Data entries
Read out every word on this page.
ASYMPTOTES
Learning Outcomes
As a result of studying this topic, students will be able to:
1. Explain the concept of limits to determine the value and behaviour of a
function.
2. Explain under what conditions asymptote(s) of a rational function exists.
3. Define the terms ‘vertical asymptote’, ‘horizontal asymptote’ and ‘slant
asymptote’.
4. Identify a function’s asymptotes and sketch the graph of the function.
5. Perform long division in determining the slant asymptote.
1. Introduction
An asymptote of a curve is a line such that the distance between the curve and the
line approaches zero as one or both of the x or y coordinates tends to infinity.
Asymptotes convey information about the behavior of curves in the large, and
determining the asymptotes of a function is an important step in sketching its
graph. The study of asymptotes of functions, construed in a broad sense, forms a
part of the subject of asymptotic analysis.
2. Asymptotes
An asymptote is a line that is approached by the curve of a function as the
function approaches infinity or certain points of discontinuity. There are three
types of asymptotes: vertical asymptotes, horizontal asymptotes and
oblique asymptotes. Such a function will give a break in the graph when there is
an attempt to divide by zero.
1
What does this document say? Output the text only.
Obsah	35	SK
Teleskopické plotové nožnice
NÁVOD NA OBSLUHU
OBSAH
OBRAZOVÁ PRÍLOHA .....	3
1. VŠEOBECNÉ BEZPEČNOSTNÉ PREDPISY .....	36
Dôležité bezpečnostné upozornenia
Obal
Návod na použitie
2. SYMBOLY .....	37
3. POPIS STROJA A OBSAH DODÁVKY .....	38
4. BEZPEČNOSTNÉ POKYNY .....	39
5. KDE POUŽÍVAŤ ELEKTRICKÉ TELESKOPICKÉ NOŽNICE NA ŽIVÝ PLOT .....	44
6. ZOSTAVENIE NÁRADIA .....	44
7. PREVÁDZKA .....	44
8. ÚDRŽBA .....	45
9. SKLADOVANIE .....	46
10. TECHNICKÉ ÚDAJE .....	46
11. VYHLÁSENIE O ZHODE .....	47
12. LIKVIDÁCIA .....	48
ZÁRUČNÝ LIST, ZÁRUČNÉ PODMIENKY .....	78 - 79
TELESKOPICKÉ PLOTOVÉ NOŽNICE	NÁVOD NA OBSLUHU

- _Stated problem_: Write out every record shown above, word for word.

- _Answer in full_:
Read out every word on this page.
ASYMPTOTES
Learning Outcomes
As a result of studying this topic, students will be able to:
1. Explain the concept of limits to determine the value and behaviour of a
function.
2. Explain under what conditions asymptote(s) of a rational function exists.
3. Define the terms ‘vertical asymptote’, ‘horizontal asymptote’ and ‘slant
asymptote’.
4. Identify a function’s asymptotes and sketch the graph of the function.
5. Perform long division in determining the slant asymptote.
1. Introduction
An asymptote of a curve is a line such that the distance between the curve and the
line approaches zero as one or both of the x or y coordinates tends to infinity.
Asymptotes convey information about the behavior of curves in the large, and
determining the asymptotes of a function is an important step in sketching its
graph. The study of asymptotes of functions, construed in a broad sense, forms a
part of the subject of asymptotic analysis.
2. Asymptotes
An asymptote is a line that is approached by the curve of a function as the
function approaches infinity or certain points of discontinuity. There are three
types of asymptotes: vertical asymptotes, horizontal asymptotes and
oblique asymptotes. Such a function will give a break in the graph when there is
an attempt to divide by zero.
1
What does this document say? Output the text only.
Obsah	35	SK
Teleskopické plotové nožnice
NÁVOD NA OBSLUHU
OBSAH
OBRAZOVÁ PRÍLOHA .....	3
1. VŠEOBECNÉ BEZPEČNOSTNÉ PREDPISY .....	36
Dôležité bezpečnostné upozornenia
Obal
Návod na použitie
2. SYMBOLY .....	37
3. POPIS STROJA A OBSAH DODÁVKY .....	38
4. BEZPEČNOSTNÉ POKYNY .....	39
5. KDE POUŽÍVAŤ ELEKTRICKÉ TELESKOPICKÉ NOŽNICE NA ŽIVÝ PLOT .....	44
6. ZOSTAVENIE NÁRADIA .....	44
7. PREVÁDZKA .....	44
8. ÚDRŽBA .....	45
9. SKLADOVANIE .....	46
10. TECHNICKÉ ÚDAJE .....	46
11. VYHLÁSENIE O ZHODE .....	47
12. LIKVIDÁCIA .....	48
ZÁRUČNÝ LIST, ZÁRUČNÉ PODMIENKY .....	78 - 79
TELESKOPICKÉ PLOTOVÉ NOŽNICE	NÁVOD NA OBSLUHU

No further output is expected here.